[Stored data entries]

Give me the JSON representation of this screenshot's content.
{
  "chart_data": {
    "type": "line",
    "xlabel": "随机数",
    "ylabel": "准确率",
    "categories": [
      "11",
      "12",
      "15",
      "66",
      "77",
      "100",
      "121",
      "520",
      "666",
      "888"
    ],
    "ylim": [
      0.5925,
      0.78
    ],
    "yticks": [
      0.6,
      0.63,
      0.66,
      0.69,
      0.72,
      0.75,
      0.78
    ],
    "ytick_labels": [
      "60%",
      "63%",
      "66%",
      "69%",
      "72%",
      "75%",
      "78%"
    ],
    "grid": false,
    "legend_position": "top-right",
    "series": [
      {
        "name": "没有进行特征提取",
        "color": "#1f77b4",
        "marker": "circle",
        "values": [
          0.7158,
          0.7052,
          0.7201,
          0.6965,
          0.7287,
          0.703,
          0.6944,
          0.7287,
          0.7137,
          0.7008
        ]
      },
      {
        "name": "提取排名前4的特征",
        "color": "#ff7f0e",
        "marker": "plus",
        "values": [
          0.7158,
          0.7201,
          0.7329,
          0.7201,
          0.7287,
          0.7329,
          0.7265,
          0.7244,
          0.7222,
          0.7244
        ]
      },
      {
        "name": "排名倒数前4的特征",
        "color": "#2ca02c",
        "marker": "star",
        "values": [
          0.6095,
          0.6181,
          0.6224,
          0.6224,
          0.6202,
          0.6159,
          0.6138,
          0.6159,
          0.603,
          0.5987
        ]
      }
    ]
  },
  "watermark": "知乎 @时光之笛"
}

__GOAL__: Your task is to return the full listing exactly as it was given.

__OUTPUT FOR THIS TASK__:
Give me the JSON representation of this screenshot's content.
{
  "chart_data": {
    "type": "line",
    "xlabel": "随机数",
    "ylabel": "准确率",
    "categories": [
      "11",
      "12",
      "15",
      "66",
      "77",
      "100",
      "121",
      "520",
      "666",
      "888"
    ],
    "ylim": [
      0.5925,
      0.78
    ],
    "yticks": [
      0.6,
      0.63,
      0.66,
      0.69,
      0.72,
      0.75,
      0.78
    ],
    "ytick_labels": [
      "60%",
      "63%",
      "66%",
      "69%",
      "72%",
      "75%",
      "78%"
    ],
    "grid": false,
    "legend_position": "top-right",
    "series": [
      {
        "name": "没有进行特征提取",
        "color": "#1f77b4",
        "marker": "circle",
        "values": [
          0.7158,
          0.7052,
          0.7201,
          0.6965,
          0.7287,
          0.703,
          0.6944,
          0.7287,
          0.7137,
          0.7008
        ]
      },
      {
        "name": "提取排名前4的特征",
        "color": "#ff7f0e",
        "marker": "plus",
        "values": [
          0.7158,
          0.7201,
          0.7329,
          0.7201,
          0.7287,
          0.7329,
          0.7265,
          0.7244,
          0.7222,
          0.7244
        ]
      },
      {
        "name": "排名倒数前4的特征",
        "color": "#2ca02c",
        "marker": "star",
        "values": [
          0.6095,
          0.6181,
          0.6224,
          0.6224,
          0.6202,
          0.6159,
          0.6138,
          0.6159,
          0.603,
          0.5987
        ]
      }
    ]
  },
  "watermark": "知乎 @时光之笛"
}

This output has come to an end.